Problem requirements |
Filter this material down to the lines that hold "color", copying each one.

[Start]

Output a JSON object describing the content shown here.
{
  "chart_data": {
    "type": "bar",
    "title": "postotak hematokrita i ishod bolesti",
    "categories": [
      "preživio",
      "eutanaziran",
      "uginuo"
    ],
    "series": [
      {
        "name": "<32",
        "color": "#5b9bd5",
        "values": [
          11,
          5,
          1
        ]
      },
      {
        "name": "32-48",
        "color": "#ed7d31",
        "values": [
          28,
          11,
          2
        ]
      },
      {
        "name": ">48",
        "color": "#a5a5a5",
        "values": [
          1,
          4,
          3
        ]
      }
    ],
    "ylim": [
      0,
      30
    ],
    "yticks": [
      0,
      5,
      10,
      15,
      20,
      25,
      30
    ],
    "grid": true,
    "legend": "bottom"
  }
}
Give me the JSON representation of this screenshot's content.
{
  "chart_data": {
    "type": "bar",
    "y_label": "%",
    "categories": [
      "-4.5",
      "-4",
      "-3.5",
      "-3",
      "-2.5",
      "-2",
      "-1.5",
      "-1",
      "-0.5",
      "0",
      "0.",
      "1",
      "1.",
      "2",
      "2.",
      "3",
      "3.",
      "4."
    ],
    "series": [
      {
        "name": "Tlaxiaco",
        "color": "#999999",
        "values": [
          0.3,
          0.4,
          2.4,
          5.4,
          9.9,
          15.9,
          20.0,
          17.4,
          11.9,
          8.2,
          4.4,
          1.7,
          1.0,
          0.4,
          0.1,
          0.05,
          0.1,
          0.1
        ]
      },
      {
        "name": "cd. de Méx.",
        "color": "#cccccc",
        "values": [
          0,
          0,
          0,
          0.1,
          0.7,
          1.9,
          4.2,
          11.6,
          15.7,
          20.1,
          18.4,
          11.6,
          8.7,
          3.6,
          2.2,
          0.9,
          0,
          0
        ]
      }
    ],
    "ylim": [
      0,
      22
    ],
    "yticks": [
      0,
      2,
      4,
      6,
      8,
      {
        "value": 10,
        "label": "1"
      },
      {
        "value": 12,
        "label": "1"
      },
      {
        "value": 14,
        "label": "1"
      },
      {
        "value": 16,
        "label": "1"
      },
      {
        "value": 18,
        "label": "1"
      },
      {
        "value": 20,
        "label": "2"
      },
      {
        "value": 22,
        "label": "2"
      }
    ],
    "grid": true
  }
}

[End]

Solution below |
        "color": "#5b9bd5",
        "color": "#ed7d31",
        "color": "#a5a5a5",
        "color": "#999999",
        "color": "#cccccc",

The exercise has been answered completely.